Source records

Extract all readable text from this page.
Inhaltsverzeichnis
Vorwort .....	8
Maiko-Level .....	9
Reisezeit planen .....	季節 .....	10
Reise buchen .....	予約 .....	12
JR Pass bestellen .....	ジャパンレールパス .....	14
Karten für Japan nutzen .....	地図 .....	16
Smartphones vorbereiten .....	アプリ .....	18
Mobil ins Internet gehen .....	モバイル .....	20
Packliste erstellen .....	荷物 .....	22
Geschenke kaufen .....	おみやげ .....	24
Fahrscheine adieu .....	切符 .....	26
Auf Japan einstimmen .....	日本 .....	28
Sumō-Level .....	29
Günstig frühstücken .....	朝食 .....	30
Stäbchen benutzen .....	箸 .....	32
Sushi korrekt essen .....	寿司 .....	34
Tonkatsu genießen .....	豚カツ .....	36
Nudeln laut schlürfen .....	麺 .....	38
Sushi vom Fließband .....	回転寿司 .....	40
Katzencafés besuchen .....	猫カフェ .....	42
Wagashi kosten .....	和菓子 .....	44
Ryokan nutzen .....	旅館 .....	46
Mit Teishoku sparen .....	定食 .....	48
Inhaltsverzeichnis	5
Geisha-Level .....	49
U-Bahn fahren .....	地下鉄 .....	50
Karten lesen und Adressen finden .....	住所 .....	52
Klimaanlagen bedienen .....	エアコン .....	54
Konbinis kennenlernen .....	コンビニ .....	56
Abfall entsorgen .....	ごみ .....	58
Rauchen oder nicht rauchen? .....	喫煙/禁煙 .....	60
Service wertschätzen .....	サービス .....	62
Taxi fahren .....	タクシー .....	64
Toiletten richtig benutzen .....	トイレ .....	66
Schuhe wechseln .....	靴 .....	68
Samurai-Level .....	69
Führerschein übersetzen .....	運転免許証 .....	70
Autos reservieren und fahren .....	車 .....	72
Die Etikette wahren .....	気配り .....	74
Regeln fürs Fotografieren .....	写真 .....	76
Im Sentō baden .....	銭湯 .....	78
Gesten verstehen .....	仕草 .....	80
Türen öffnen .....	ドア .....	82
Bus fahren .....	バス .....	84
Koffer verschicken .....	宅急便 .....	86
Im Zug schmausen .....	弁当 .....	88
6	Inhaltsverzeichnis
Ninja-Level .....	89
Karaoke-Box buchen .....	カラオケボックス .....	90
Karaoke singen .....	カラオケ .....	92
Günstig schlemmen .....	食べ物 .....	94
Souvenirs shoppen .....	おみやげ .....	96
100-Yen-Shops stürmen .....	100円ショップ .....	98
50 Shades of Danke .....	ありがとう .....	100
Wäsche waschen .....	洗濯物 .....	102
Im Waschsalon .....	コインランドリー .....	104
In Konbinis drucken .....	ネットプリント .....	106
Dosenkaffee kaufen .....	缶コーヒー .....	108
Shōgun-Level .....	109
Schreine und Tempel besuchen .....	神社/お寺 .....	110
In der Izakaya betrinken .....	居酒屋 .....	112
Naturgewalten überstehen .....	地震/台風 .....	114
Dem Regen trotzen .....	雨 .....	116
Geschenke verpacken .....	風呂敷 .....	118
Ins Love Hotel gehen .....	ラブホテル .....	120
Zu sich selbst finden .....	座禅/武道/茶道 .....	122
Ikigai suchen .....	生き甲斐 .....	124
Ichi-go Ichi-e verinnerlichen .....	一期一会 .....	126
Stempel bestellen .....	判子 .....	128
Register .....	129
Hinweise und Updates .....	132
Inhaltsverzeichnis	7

The problem
Show every line in the records above that contains the word "Geschenke".

Exercise result
Geschenke kaufen .....	おみやげ .....	24
Geschenke verpacken .....	風呂敷 .....	118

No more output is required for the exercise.